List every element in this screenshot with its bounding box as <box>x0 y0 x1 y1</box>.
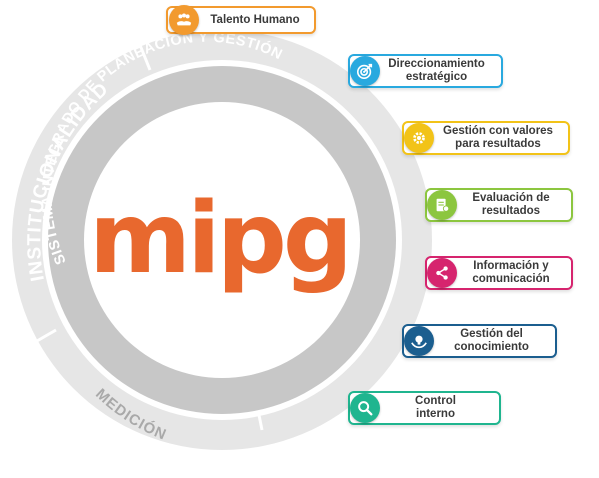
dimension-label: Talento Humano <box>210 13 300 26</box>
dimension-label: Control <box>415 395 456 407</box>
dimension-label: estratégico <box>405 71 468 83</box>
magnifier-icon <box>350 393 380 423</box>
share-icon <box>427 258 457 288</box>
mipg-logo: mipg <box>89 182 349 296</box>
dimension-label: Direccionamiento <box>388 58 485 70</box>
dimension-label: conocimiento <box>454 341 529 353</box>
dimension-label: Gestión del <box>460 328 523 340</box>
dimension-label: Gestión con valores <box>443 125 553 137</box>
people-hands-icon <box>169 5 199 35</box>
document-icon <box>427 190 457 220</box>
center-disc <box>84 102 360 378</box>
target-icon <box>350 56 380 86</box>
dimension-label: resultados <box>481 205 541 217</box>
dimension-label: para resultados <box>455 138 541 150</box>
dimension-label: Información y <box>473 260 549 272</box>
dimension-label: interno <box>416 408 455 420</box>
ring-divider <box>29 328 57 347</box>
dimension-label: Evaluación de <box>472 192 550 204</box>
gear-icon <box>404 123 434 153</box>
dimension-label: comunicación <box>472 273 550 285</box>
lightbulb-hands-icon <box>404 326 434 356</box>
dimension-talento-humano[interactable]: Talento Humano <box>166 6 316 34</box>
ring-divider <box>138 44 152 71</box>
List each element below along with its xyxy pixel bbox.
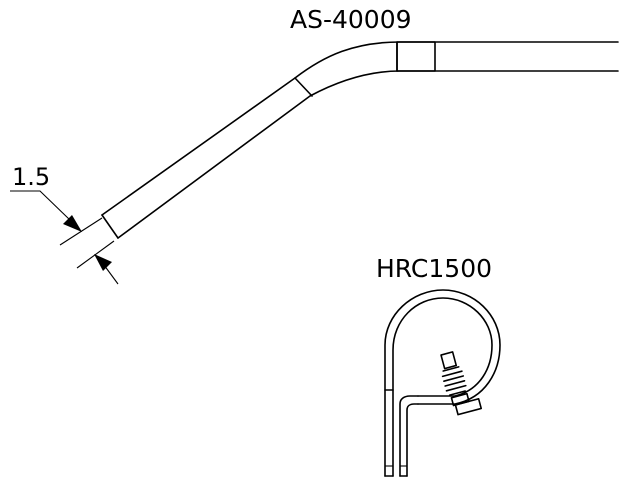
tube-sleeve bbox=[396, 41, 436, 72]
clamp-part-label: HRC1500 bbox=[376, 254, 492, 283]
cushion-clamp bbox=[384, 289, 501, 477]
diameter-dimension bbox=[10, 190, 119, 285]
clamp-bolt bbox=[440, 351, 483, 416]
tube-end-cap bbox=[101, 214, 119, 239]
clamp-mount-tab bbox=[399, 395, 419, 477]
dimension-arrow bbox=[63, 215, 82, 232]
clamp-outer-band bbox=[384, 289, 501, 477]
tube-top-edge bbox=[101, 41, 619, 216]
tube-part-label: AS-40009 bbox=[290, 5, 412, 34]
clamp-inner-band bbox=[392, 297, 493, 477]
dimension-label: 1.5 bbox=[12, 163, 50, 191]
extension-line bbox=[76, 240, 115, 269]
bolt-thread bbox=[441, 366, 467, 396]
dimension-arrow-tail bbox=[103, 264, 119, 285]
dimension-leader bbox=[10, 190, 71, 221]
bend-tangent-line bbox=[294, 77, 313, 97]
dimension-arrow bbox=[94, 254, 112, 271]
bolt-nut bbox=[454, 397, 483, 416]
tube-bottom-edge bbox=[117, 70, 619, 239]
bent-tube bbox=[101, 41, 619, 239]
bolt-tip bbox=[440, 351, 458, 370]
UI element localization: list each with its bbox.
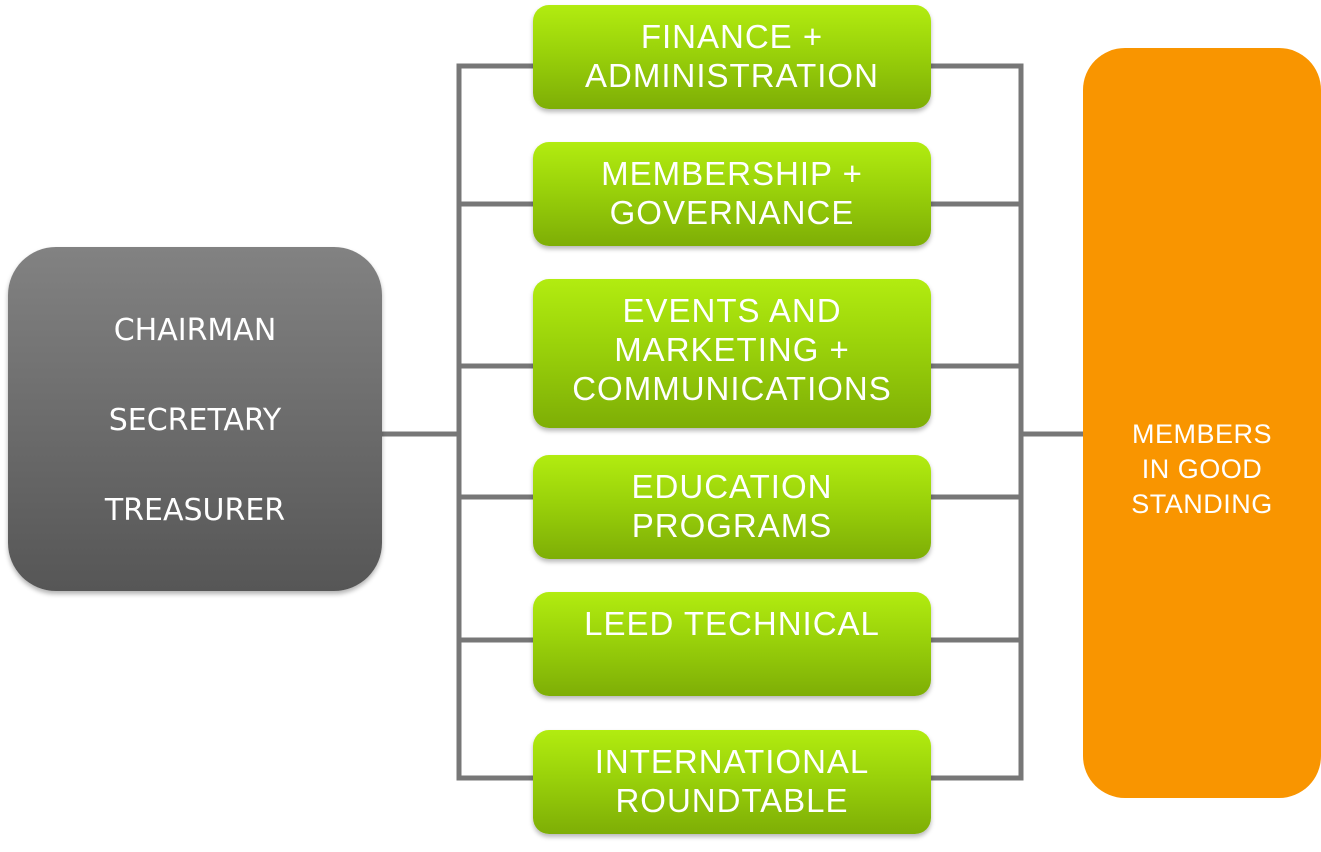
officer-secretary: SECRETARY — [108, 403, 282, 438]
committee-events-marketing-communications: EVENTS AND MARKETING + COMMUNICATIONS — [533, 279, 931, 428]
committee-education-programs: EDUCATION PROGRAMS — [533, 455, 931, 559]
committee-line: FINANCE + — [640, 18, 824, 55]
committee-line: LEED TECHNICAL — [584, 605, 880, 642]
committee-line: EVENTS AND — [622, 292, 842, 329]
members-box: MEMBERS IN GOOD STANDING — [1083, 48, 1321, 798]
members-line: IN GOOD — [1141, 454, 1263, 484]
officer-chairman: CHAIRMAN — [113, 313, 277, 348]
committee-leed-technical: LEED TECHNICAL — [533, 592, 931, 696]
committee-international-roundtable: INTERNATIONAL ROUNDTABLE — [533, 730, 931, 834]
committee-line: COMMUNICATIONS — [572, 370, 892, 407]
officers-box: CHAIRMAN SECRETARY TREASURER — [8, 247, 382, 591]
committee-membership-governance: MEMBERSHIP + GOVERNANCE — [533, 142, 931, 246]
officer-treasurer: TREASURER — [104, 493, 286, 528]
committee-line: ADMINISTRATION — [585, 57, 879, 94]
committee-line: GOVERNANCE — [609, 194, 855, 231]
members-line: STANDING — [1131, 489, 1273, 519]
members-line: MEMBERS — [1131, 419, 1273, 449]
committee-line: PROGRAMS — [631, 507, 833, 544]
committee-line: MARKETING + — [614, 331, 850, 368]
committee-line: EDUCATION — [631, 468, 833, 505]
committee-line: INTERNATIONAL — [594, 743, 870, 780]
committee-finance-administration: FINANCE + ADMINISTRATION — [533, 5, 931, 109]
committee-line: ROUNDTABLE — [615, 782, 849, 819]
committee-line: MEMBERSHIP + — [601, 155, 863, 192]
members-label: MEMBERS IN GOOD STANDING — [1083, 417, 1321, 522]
--
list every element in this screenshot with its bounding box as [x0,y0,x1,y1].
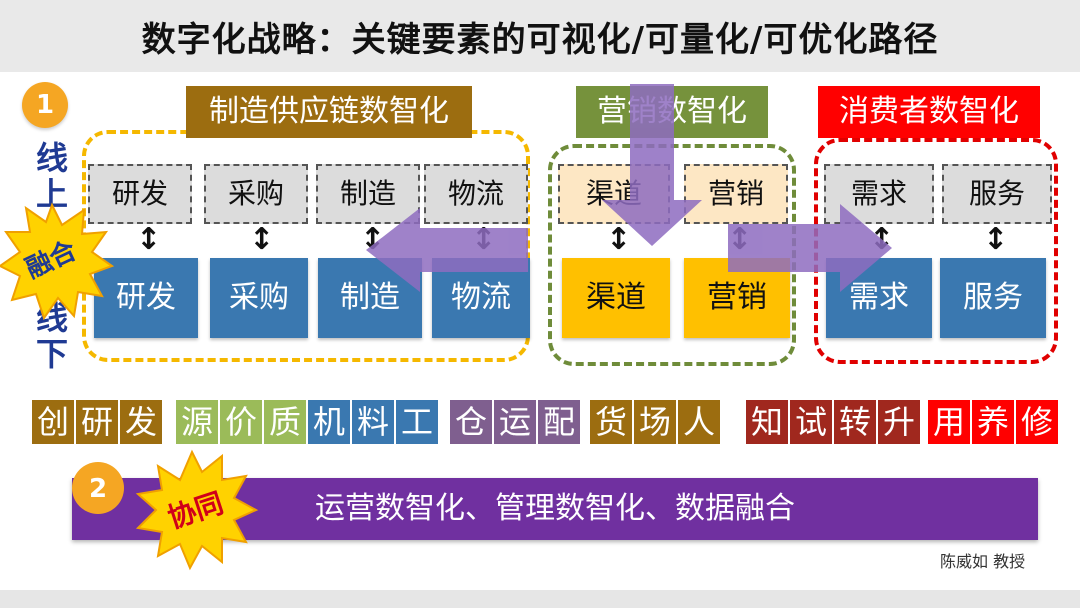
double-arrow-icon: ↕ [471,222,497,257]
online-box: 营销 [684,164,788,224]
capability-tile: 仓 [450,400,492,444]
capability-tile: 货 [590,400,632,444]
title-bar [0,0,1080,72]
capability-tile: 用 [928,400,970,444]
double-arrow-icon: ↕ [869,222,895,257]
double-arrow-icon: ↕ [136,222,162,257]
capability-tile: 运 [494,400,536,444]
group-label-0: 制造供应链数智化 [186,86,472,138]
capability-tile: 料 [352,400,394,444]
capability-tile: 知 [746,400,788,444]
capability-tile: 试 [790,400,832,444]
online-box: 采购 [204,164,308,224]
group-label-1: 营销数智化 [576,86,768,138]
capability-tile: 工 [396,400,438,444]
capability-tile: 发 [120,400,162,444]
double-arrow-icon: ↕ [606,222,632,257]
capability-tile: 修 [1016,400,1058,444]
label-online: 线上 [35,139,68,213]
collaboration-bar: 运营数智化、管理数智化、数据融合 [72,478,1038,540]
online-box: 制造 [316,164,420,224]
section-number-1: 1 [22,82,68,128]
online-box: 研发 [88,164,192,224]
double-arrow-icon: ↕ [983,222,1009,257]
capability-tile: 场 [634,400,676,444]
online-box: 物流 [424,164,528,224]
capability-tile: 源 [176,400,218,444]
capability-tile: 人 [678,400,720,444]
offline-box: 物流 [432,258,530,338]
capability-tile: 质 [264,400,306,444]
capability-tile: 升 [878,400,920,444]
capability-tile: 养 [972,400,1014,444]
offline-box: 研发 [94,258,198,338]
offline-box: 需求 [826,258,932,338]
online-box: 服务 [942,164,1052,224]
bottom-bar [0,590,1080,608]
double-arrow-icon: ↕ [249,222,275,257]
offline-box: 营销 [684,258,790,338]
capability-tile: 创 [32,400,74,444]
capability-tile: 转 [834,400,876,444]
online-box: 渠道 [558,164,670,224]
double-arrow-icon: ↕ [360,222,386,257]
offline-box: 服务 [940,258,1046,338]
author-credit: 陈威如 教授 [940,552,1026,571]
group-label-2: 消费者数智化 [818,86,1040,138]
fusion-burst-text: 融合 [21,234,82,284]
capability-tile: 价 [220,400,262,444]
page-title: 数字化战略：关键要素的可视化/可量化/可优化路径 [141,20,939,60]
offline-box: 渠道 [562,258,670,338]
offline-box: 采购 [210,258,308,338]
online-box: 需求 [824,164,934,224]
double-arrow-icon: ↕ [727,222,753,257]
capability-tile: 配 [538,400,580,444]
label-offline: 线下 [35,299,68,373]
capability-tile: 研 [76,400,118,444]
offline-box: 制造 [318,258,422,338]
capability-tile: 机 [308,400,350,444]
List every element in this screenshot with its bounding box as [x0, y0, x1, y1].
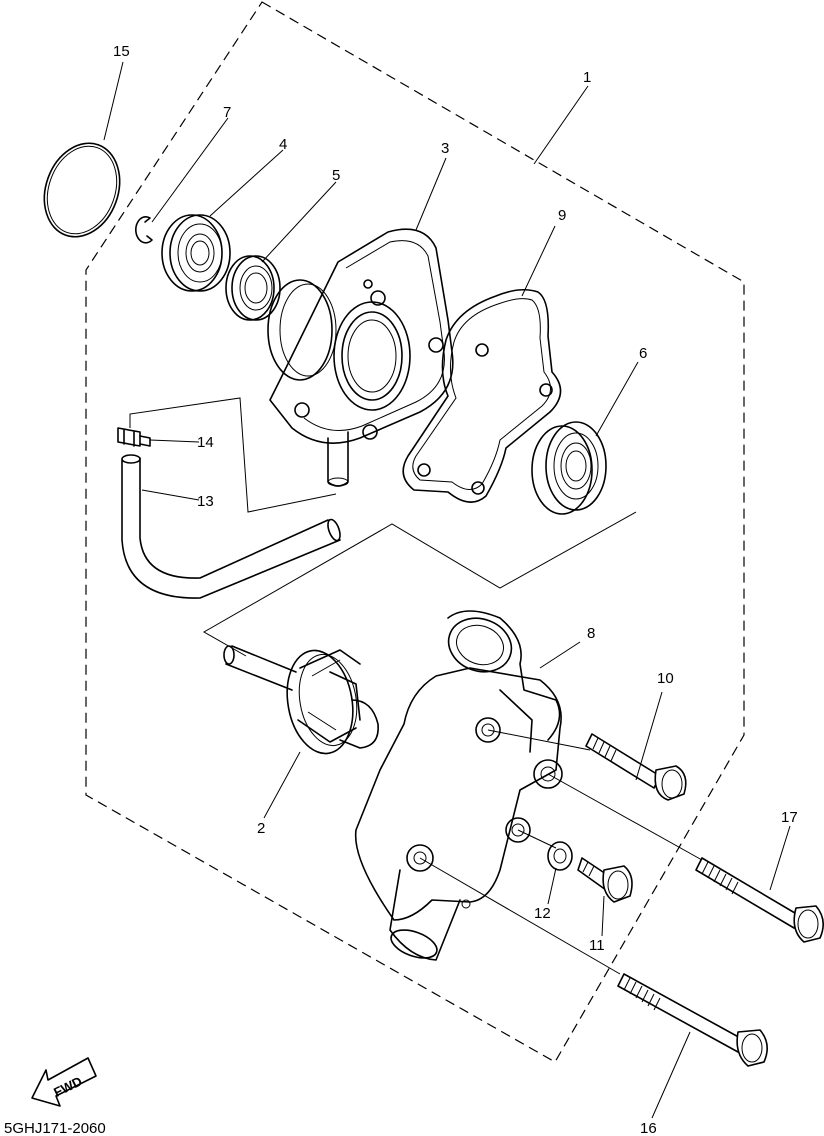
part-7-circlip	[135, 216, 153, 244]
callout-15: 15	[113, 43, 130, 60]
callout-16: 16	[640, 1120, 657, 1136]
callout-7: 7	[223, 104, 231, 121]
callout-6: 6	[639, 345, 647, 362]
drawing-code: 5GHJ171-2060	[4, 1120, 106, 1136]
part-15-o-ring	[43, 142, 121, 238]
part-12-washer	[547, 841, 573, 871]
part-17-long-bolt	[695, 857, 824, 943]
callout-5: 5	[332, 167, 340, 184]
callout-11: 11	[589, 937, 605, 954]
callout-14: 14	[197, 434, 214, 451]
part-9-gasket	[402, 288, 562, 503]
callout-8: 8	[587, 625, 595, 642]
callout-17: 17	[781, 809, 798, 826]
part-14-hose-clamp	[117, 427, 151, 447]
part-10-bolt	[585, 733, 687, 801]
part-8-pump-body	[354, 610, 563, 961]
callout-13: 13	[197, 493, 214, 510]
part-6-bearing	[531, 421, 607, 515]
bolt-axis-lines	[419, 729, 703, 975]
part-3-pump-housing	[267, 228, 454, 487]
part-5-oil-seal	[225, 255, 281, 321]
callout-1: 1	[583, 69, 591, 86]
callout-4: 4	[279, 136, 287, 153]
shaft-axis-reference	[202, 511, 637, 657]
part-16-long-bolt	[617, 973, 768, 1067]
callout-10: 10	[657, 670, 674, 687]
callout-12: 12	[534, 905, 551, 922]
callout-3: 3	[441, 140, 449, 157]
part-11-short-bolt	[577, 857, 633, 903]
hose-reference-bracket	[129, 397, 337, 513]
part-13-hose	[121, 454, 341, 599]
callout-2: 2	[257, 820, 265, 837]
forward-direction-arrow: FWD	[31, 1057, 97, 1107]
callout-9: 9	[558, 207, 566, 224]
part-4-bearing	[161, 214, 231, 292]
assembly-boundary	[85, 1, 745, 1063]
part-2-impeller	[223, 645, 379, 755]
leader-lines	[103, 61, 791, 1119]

PROBLEM DESCRIPTION:
Copy out verbatim the lines starting with the line containing "216, 153, 244]" and going on through the line containing "625, 595, 642]", both of those lines included.

WRITTEN RESPONSE:
part-7-circlip	[135, 216, 153, 244]
callout-15: 15	[113, 43, 130, 60]
callout-16: 16	[640, 1120, 657, 1136]
callout-7: 7	[223, 104, 231, 121]
callout-6: 6	[639, 345, 647, 362]
drawing-code: 5GHJ171-2060	[4, 1120, 106, 1136]
part-15-o-ring	[43, 142, 121, 238]
part-12-washer	[547, 841, 573, 871]
part-17-long-bolt	[695, 857, 824, 943]
callout-5: 5	[332, 167, 340, 184]
callout-11: 11	[589, 937, 605, 954]
callout-14: 14	[197, 434, 214, 451]
part-9-gasket	[402, 288, 562, 503]
callout-8: 8	[587, 625, 595, 642]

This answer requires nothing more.